Problem description -
Bring together all lines of the material below that contain the string "steam".

[Start Task inputs]

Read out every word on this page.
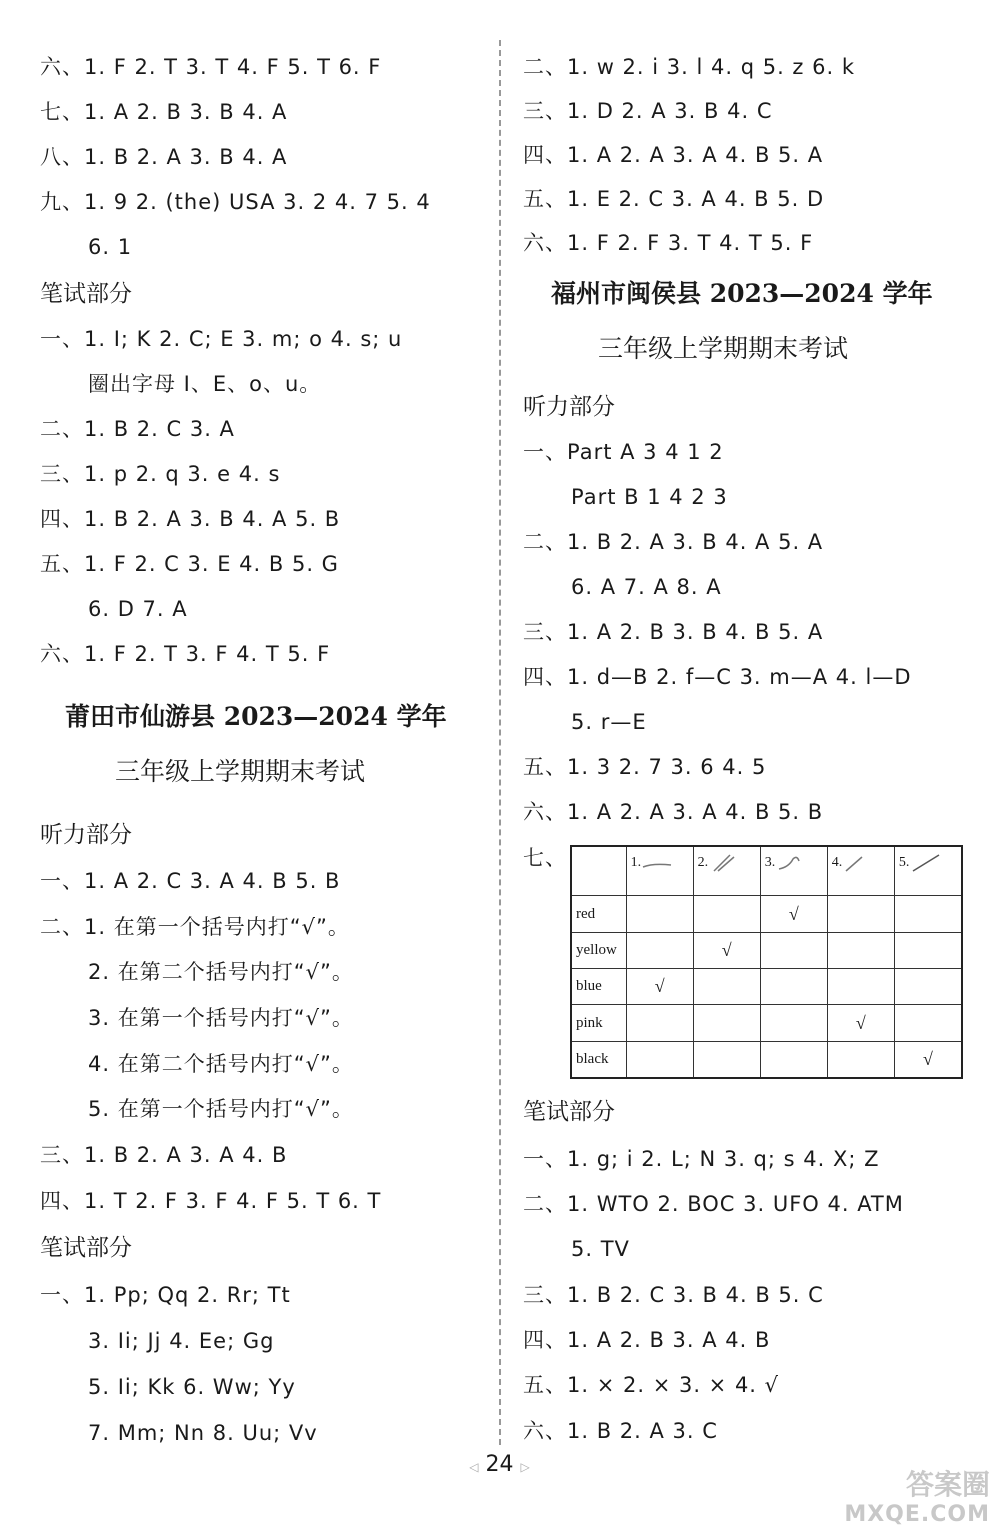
六、1. F 2. T 3. T 4. F 5. T 6. F
七、1. A 2. B 3. B 4. A
八、1. B 2. A 3. B 4. A
九、1. 9 2. (the) USA 3. 2 4. 7 5. 4
6. 1
笔试部分
一、1. I; K 2. C; E 3. m; o 4. s; u
圈出字母 I、E、o、u。
二、1. B 2. C 3. A
三、1. p 2. q 3. e 4. s
四、1. B 2. A 3. B 4. A 5. B
五、1. F 2. C 3. E 4. B 5. G
6. D 7. A
六、1. F 2. T 3. F 4. T 5. F
莆田市仙游县 2023—2024 学年
三年级上学期期末考试
听力部分
一、1. A 2. C 3. A 4. B 5. B
二、1. 在第一个括号内打“√”。
2. 在第二个括号内打“√”。
3. 在第一个括号内打“√”。
4. 在第二个括号内打“√”。
5. 在第一个括号内打“√”。
三、1. B 2. A 3. A 4. B
四、1. T 2. F 3. F 4. F 5. T 6. T
笔试部分
一、1. Pp; Qq 2. Rr; Tt
3. Ii; Jj 4. Ee; Gg
5. Ii; Kk 6. Ww; Yy
7. Mm; Nn 8. Uu; Vv
二、1. w 2. i 3. l 4. q 5. z 6. k
三、1. D 2. A 3. B 4. C
四、1. A 2. A 3. A 4. B 5. A
五、1. E 2. C 3. A 4. B 5. D
六、1. F 2. F 3. T 4. T 5. F
福州市闽侯县 2023—2024 学年
三年级上学期期末考试
听力部分
一、Part A 3 4 1 2
Part B 1 4 2 3
二、1. B 2. A 3. B 4. A 5. A
6. A 7. A 8. A
三、1. A 2. B 3. B 4. B 5. A
四、1. d—B 2. f—C 3. m—A 4. l—D
5. r—E
五、1. 3 2. 7 3. 6 4. 5
六、1. A 2. A 3. A 4. B 5. B
七、
笔试部分
一、1. g; i 2. L; N 3. q; s 4. X; Z
二、1. WTO 2. BOC 3. UFO 4. ATM
5. TV
三、1. B 2. C 3. B 4. B 5. C
四、1. A 2. B 3. A 4. B
五、1. × 2. × 3. × 4. √
六、1. B 2. A 3. C
	1.	2.	3.	4.	5.
red			√		
yellow		√			
blue	√				
pink				√	
black					√
◁ 24 ▷
答案圈
MXQE.COM
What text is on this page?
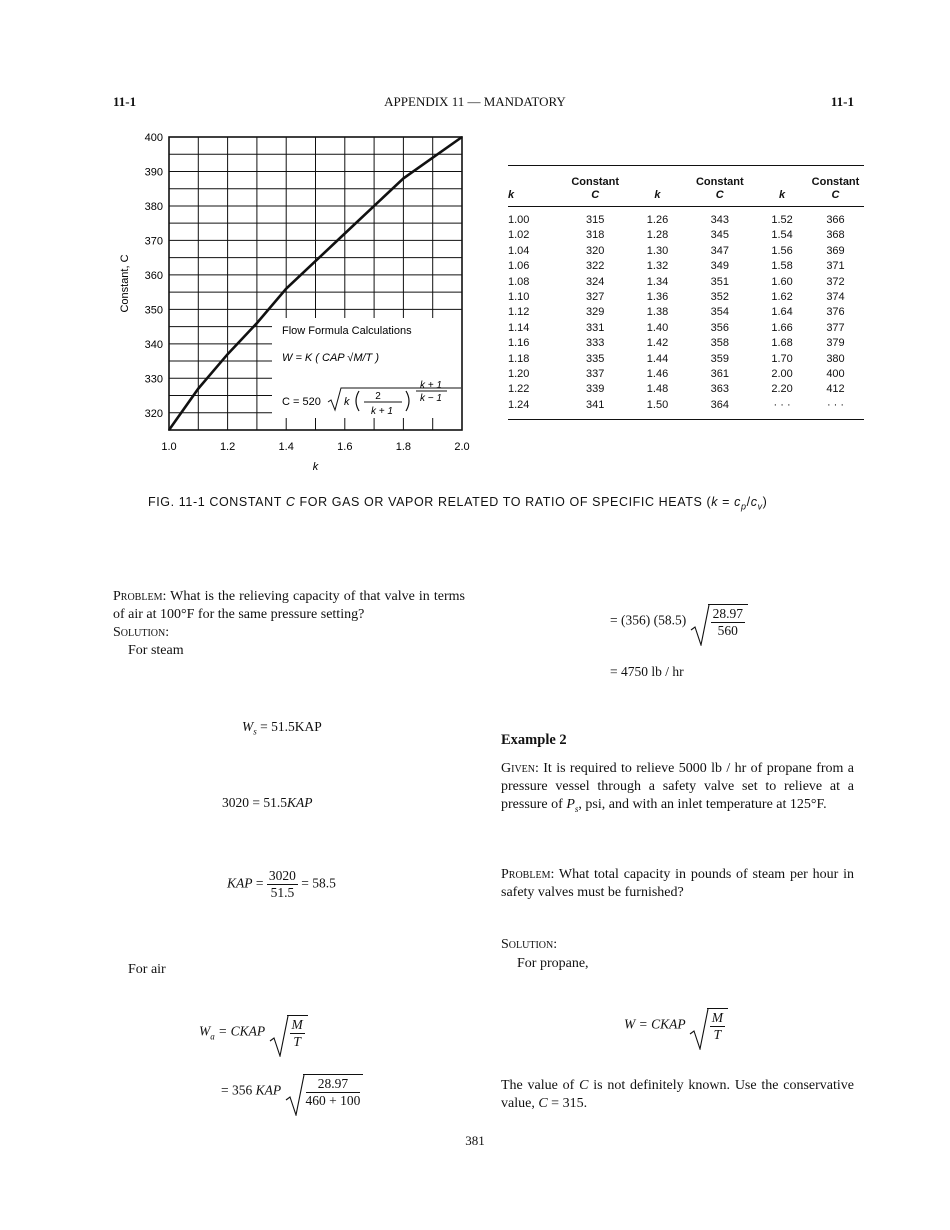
11-1	APPENDIX 11 — MANDATORY	11-1
1.0	1.2	1.4	1.6	1.8	2.0
320
330
340
350
360
370
380
390
400
k
Constant, C
Flow Formula Calculations
W = K ( CAP √M/T )
C = 520 k	2
k + 1
k + 1
k − 1
	Constant		Constant		Constant
k	C	k	C	k	C
1.00	315	1.26	343	1.52	366
1.02	318	1.28	345	1.54	368
1.04	320	1.30	347	1.56	369
1.06	322	1.32	349	1.58	371
1.08	324	1.34	351	1.60	372
1.10	327	1.36	352	1.62	374
1.12	329	1.38	354	1.64	376
1.14	331	1.40	356	1.66	377
1.16	333	1.42	358	1.68	379
1.18	335	1.44	359	1.70	380
1.20	337	1.46	361	2.00	400
1.22	339	1.48	363	2.20	412
1.24	341	1.50	364	· · ·	· · ·
FIG. 11-1 CONSTANT C FOR GAS OR VAPOR RELATED TO RATIO OF SPECIFIC HEATS $(k = c_p/c_v)$
Problem: What is the relieving capacity of that valve in terms of air at 100°F for the same pressure setting?
Solution:
For steam
$W_s = 51.5KAP$
3020 = 51.5KAP
KAP = $\frac{3020}{51.5} = 58.5$
For air
$W_a$ = CKAP $\frac{M}{T}$
= 356 KAP $\frac{28.97}{460 + 100}$
= (356) $(58.5) \frac{28.97}{560}$
= 4750 lb / hr
Example 2
Given: It is required to relieve 5000 lb / hr of propane from a pressure vessel through a safety valve set to relieve at a pressure of $P_s$, psi, and with an inlet temperature at 125°F.
Problem: What total capacity in pounds of steam per hour in safety valves must be furnished?
Solution:
For propane,
W = CKAP $\frac{M}{T}$
The value of C is not definitely known. Use the conservative value, C = 315.
381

[End Task inputs]

Result -
For steam
Problem: What total capacity in pounds of steam per hour in safety valves must be furnished?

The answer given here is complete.